## PROBLEM TO WORK ON
State the number of lines below in which the word "FXCM" appears. Nothing else belongs in the answer.

## Chart and figure data
::::::

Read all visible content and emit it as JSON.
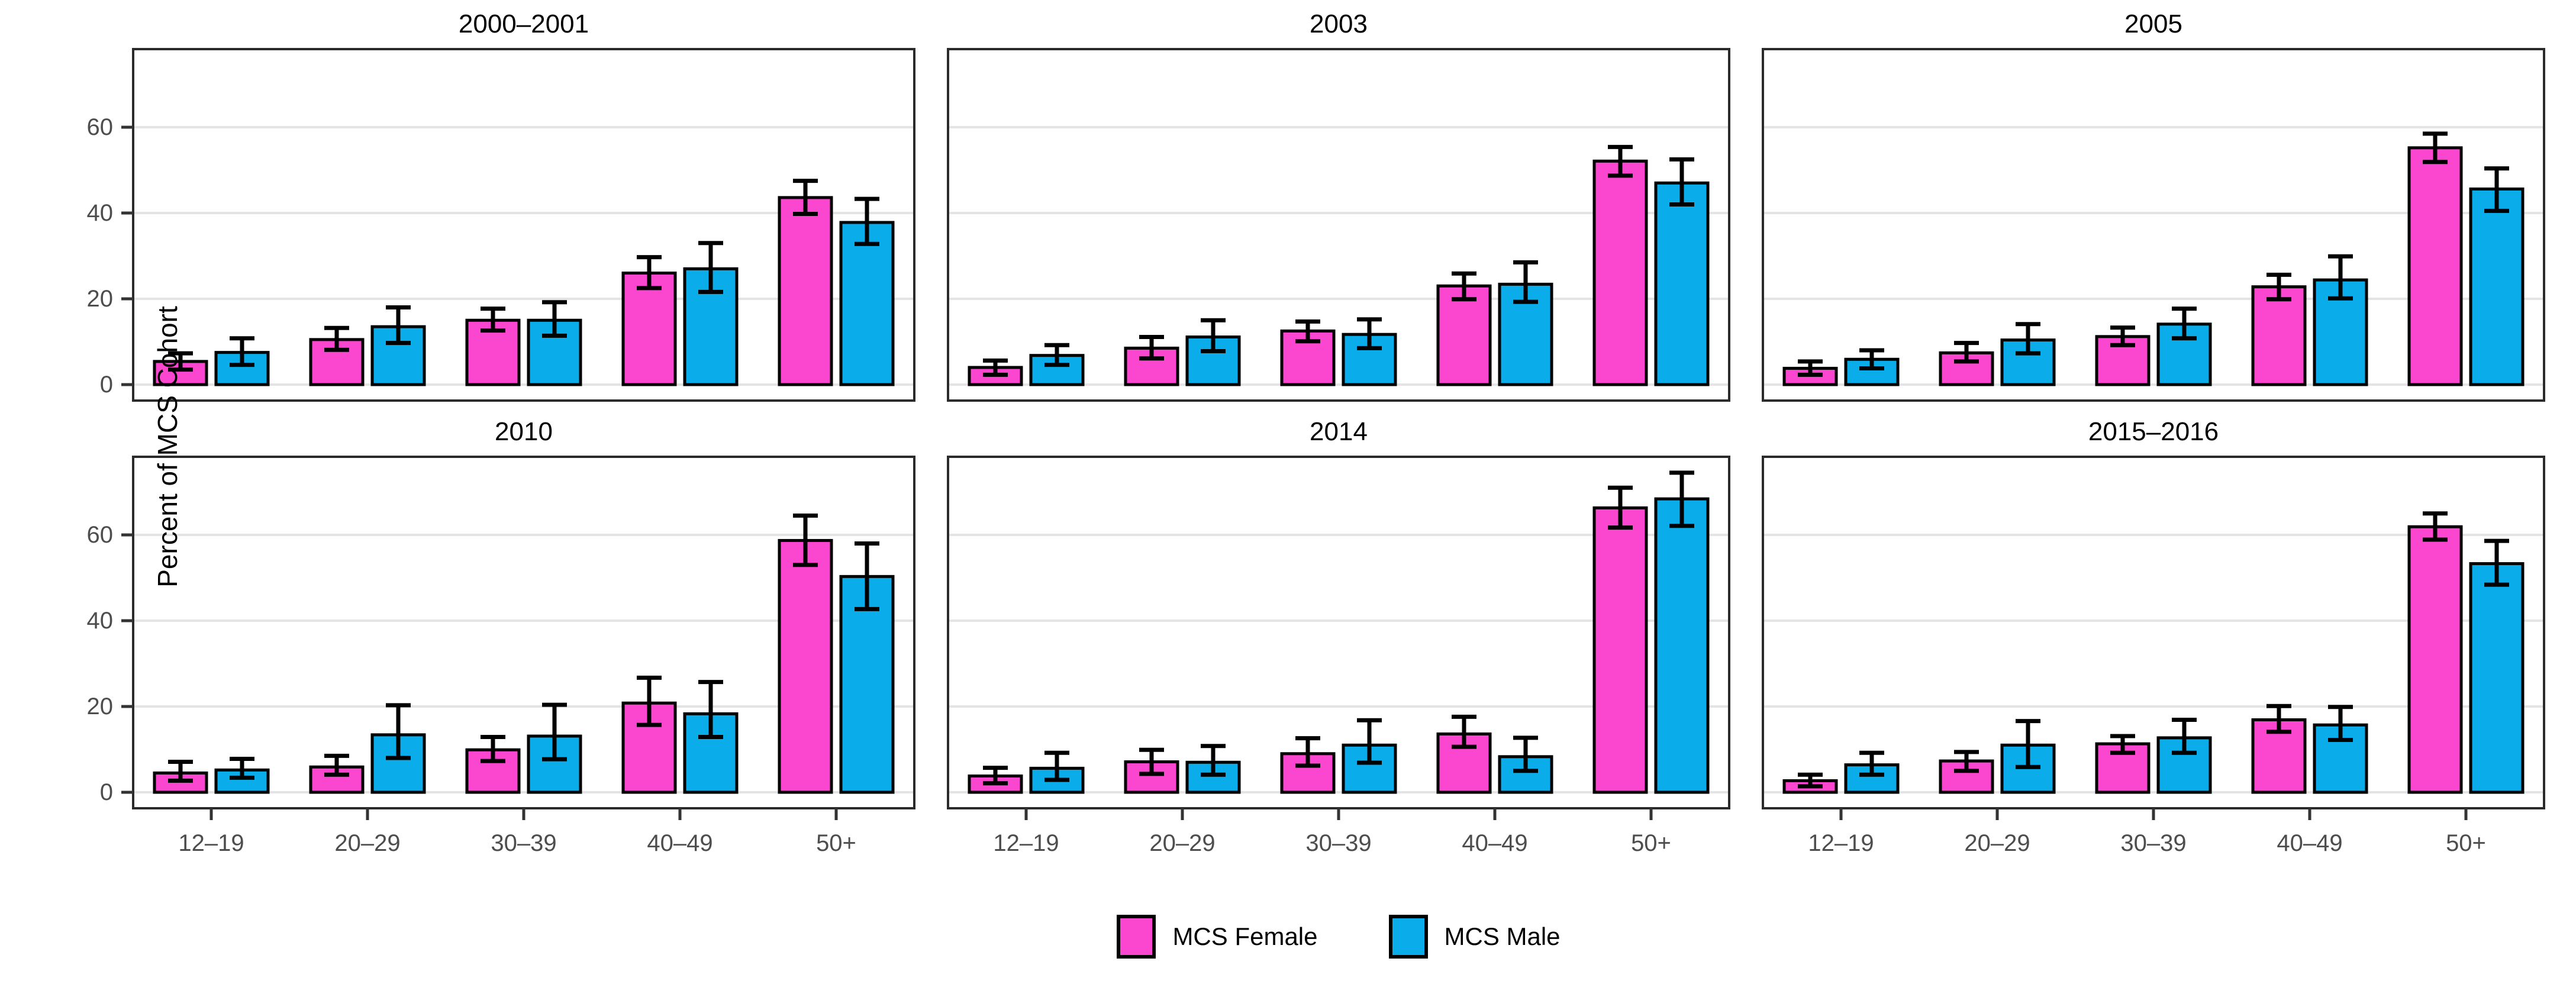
{
  "figure": {
    "y_axis_title": "Percent of MCS Cohort",
    "legend": [
      {
        "label": "MCS Female",
        "color_key": "female"
      },
      {
        "label": "MCS Male",
        "color_key": "male"
      }
    ],
    "colors": {
      "female": "#FB46D0",
      "male": "#0AACEA",
      "grid": "#E4E4E4",
      "panel_border": "#2B2B2B",
      "tick_label": "#4D4D4D",
      "tick_mark": "#333333",
      "bar_outline": "#000000",
      "title_text": "#000000"
    }
  },
  "chart_data": {
    "type": "bar",
    "categories": [
      "12–19",
      "20–29",
      "30–39",
      "40–49",
      "50+"
    ],
    "y_ticks": [
      0,
      20,
      40,
      60
    ],
    "ylim": [
      -3.9,
      78.3
    ],
    "ylabel": "Percent of MCS Cohort",
    "grid": "major-horizontal-only",
    "legend_position": "bottom",
    "series_names": [
      "MCS Female",
      "MCS Male"
    ],
    "panels": [
      {
        "title": "2000–2001",
        "series": [
          {
            "name": "MCS Female",
            "values": [
              5.4,
              10.5,
              15.0,
              26.0,
              43.6
            ],
            "err_low": [
              3.5,
              8.1,
              12.6,
              22.5,
              39.8
            ],
            "err_high": [
              7.3,
              13.2,
              17.7,
              29.7,
              47.5
            ]
          },
          {
            "name": "MCS Male",
            "values": [
              7.5,
              13.5,
              15.0,
              27.0,
              37.8
            ],
            "err_low": [
              4.6,
              9.7,
              11.4,
              21.6,
              32.8
            ],
            "err_high": [
              10.8,
              18.0,
              19.2,
              33.0,
              43.3
            ]
          }
        ]
      },
      {
        "title": "2003",
        "series": [
          {
            "name": "MCS Female",
            "values": [
              4.0,
              8.5,
              12.5,
              23.0,
              52.1
            ],
            "err_low": [
              2.3,
              6.1,
              10.1,
              19.9,
              48.7
            ],
            "err_high": [
              5.6,
              11.1,
              14.7,
              25.9,
              55.4
            ]
          },
          {
            "name": "MCS Male",
            "values": [
              6.8,
              11.1,
              11.7,
              23.4,
              47.0
            ],
            "err_low": [
              4.6,
              7.8,
              8.5,
              19.3,
              42.0
            ],
            "err_high": [
              9.2,
              15.0,
              15.2,
              28.5,
              52.5
            ]
          }
        ]
      },
      {
        "title": "2005",
        "series": [
          {
            "name": "MCS Female",
            "values": [
              3.8,
              7.4,
              11.2,
              22.8,
              55.2
            ],
            "err_low": [
              2.3,
              5.4,
              9.2,
              19.9,
              51.9
            ],
            "err_high": [
              5.4,
              9.7,
              13.3,
              25.6,
              58.5
            ]
          },
          {
            "name": "MCS Male",
            "values": [
              5.9,
              10.4,
              14.1,
              24.4,
              45.6
            ],
            "err_low": [
              3.8,
              7.3,
              10.8,
              20.1,
              40.5
            ],
            "err_high": [
              8.0,
              14.1,
              17.7,
              29.9,
              50.4
            ]
          }
        ]
      },
      {
        "title": "2010",
        "series": [
          {
            "name": "MCS Female",
            "values": [
              4.5,
              5.9,
              9.9,
              20.8,
              58.7
            ],
            "err_low": [
              2.7,
              4.1,
              7.3,
              15.7,
              53.0
            ],
            "err_high": [
              7.1,
              8.5,
              12.9,
              26.7,
              64.5
            ]
          },
          {
            "name": "MCS Male",
            "values": [
              5.2,
              13.4,
              13.1,
              18.3,
              50.3
            ],
            "err_low": [
              3.4,
              8.0,
              7.7,
              12.9,
              42.7
            ],
            "err_high": [
              7.8,
              20.3,
              20.4,
              25.7,
              58.0
            ]
          }
        ]
      },
      {
        "title": "2014",
        "series": [
          {
            "name": "MCS Female",
            "values": [
              3.8,
              7.1,
              9.0,
              13.6,
              66.3
            ],
            "err_low": [
              2.1,
              4.3,
              6.2,
              10.6,
              61.7
            ],
            "err_high": [
              5.7,
              9.9,
              12.6,
              17.6,
              71.0
            ]
          },
          {
            "name": "MCS Male",
            "values": [
              5.6,
              7.0,
              11.0,
              8.3,
              68.4
            ],
            "err_low": [
              2.9,
              4.1,
              6.9,
              5.0,
              62.1
            ],
            "err_high": [
              9.2,
              10.8,
              16.8,
              12.7,
              74.5
            ]
          }
        ]
      },
      {
        "title": "2015–2016",
        "series": [
          {
            "name": "MCS Female",
            "values": [
              2.7,
              7.3,
              11.3,
              16.9,
              61.9
            ],
            "err_low": [
              1.4,
              5.0,
              9.2,
              14.1,
              58.9
            ],
            "err_high": [
              4.1,
              9.4,
              13.1,
              20.1,
              65.0
            ]
          },
          {
            "name": "MCS Male",
            "values": [
              6.4,
              11.0,
              12.7,
              15.7,
              53.3
            ],
            "err_low": [
              4.1,
              5.9,
              9.2,
              12.2,
              48.4
            ],
            "err_high": [
              9.2,
              16.6,
              16.9,
              19.9,
              58.6
            ]
          }
        ]
      }
    ]
  }
}
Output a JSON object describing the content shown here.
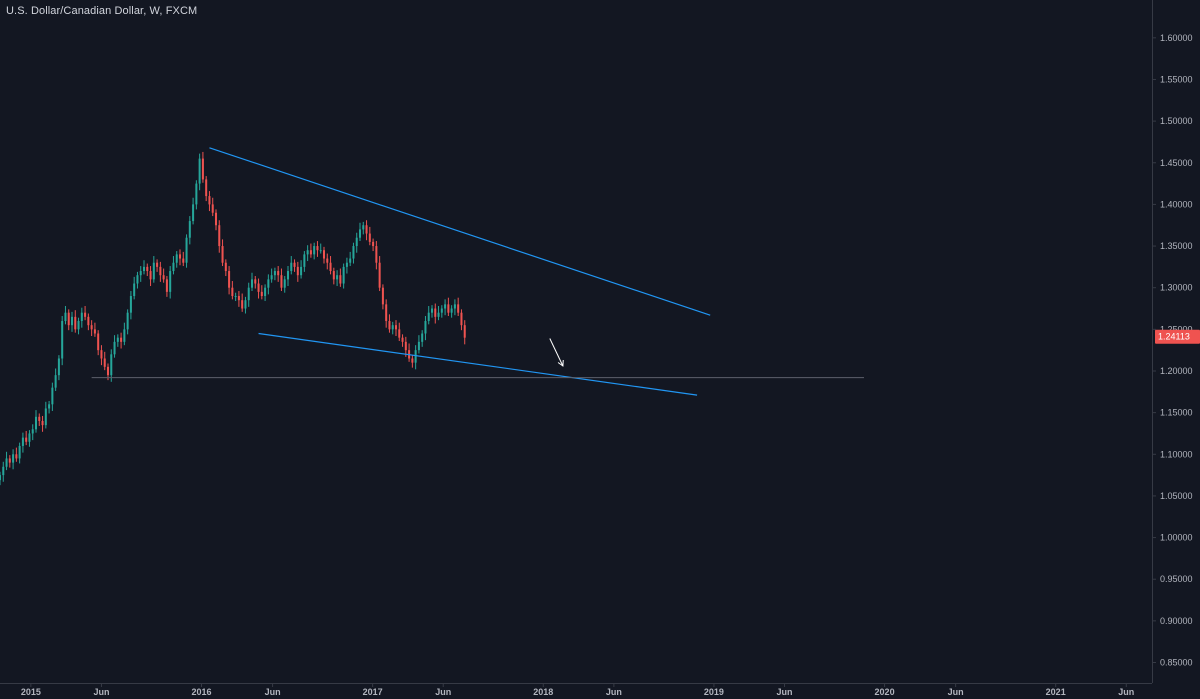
{
  "header": {
    "title": "U.S. Dollar/Canadian Dollar, W, FXCM"
  },
  "colors": {
    "background": "#131722",
    "axis_border": "#363a45",
    "axis_text": "#b2b5be",
    "up": "#26a69a",
    "down": "#ef5350",
    "trendline": "#2196f3",
    "support_line": "#5d606b",
    "arrow": "#ffffff",
    "price_badge": "#ef5350"
  },
  "chart_data": {
    "type": "candlestick",
    "symbol": "U.S. Dollar/Canadian Dollar",
    "interval": "W",
    "source": "FXCM",
    "y_axis": {
      "range": [
        0.835,
        1.625
      ],
      "ticks": [
        "1.60000",
        "1.55000",
        "1.50000",
        "1.45000",
        "1.40000",
        "1.35000",
        "1.30000",
        "1.25000",
        "1.20000",
        "1.15000",
        "1.10000",
        "1.05000",
        "1.00000",
        "0.95000",
        "0.90000",
        "0.85000"
      ]
    },
    "x_axis": {
      "range": [
        "2014-10-27",
        "2021-07-26"
      ],
      "ticks": [
        {
          "label": "2015",
          "date": "2015-01-01"
        },
        {
          "label": "Jun",
          "date": "2015-06-01"
        },
        {
          "label": "2016",
          "date": "2016-01-01"
        },
        {
          "label": "Jun",
          "date": "2016-06-01"
        },
        {
          "label": "2017",
          "date": "2017-01-01"
        },
        {
          "label": "Jun",
          "date": "2017-06-01"
        },
        {
          "label": "2018",
          "date": "2018-01-01"
        },
        {
          "label": "Jun",
          "date": "2018-06-01"
        },
        {
          "label": "2019",
          "date": "2019-01-01"
        },
        {
          "label": "Jun",
          "date": "2019-06-01"
        },
        {
          "label": "2020",
          "date": "2020-01-01"
        },
        {
          "label": "Jun",
          "date": "2020-06-01"
        },
        {
          "label": "2021",
          "date": "2021-01-01"
        },
        {
          "label": "Jun",
          "date": "2021-06-01"
        }
      ]
    },
    "candles_start": "2014-10-27",
    "candles_interval_days": 7,
    "closes": [
      1.075,
      1.085,
      1.095,
      1.09,
      1.1,
      1.095,
      1.11,
      1.12,
      1.115,
      1.125,
      1.13,
      1.145,
      1.14,
      1.135,
      1.155,
      1.16,
      1.18,
      1.195,
      1.215,
      1.26,
      1.27,
      1.255,
      1.265,
      1.25,
      1.26,
      1.27,
      1.265,
      1.255,
      1.25,
      1.245,
      1.225,
      1.215,
      1.205,
      1.195,
      1.22,
      1.235,
      1.24,
      1.235,
      1.25,
      1.27,
      1.29,
      1.305,
      1.315,
      1.32,
      1.325,
      1.32,
      1.31,
      1.33,
      1.325,
      1.315,
      1.31,
      1.295,
      1.32,
      1.33,
      1.34,
      1.335,
      1.33,
      1.36,
      1.38,
      1.4,
      1.425,
      1.455,
      1.43,
      1.41,
      1.4,
      1.39,
      1.375,
      1.35,
      1.33,
      1.32,
      1.3,
      1.29,
      1.29,
      1.285,
      1.275,
      1.285,
      1.3,
      1.31,
      1.305,
      1.295,
      1.29,
      1.3,
      1.31,
      1.315,
      1.32,
      1.315,
      1.3,
      1.31,
      1.32,
      1.33,
      1.325,
      1.315,
      1.325,
      1.34,
      1.345,
      1.34,
      1.35,
      1.345,
      1.345,
      1.335,
      1.33,
      1.32,
      1.31,
      1.315,
      1.305,
      1.325,
      1.33,
      1.335,
      1.35,
      1.36,
      1.37,
      1.375,
      1.365,
      1.355,
      1.35,
      1.33,
      1.3,
      1.28,
      1.26,
      1.25,
      1.255,
      1.25,
      1.24,
      1.235,
      1.225,
      1.215,
      1.21,
      1.225,
      1.235,
      1.245,
      1.26,
      1.27,
      1.275,
      1.265,
      1.27,
      1.275,
      1.28,
      1.27,
      1.275,
      1.28,
      1.27,
      1.255,
      1.24
    ],
    "overlays": {
      "upper_trendline": {
        "from": {
          "date": "2016-01-18",
          "price": 1.468
        },
        "to": {
          "date": "2018-12-24",
          "price": 1.267
        }
      },
      "lower_trendline": {
        "from": {
          "date": "2016-05-02",
          "price": 1.245
        },
        "to": {
          "date": "2018-11-26",
          "price": 1.171
        }
      },
      "support_line": {
        "from": {
          "date": "2015-05-11",
          "price": 1.192
        },
        "to": {
          "date": "2019-11-18",
          "price": 1.192
        }
      },
      "arrow": {
        "from": {
          "date": "2018-01-15",
          "price": 1.239
        },
        "to": {
          "date": "2018-02-12",
          "price": 1.206
        }
      }
    },
    "last_price": "1.24113"
  }
}
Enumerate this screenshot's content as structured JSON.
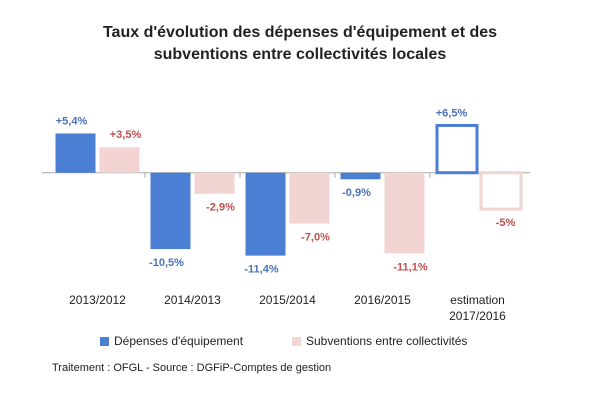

::::::

## RESPONSE TO THE TASK
2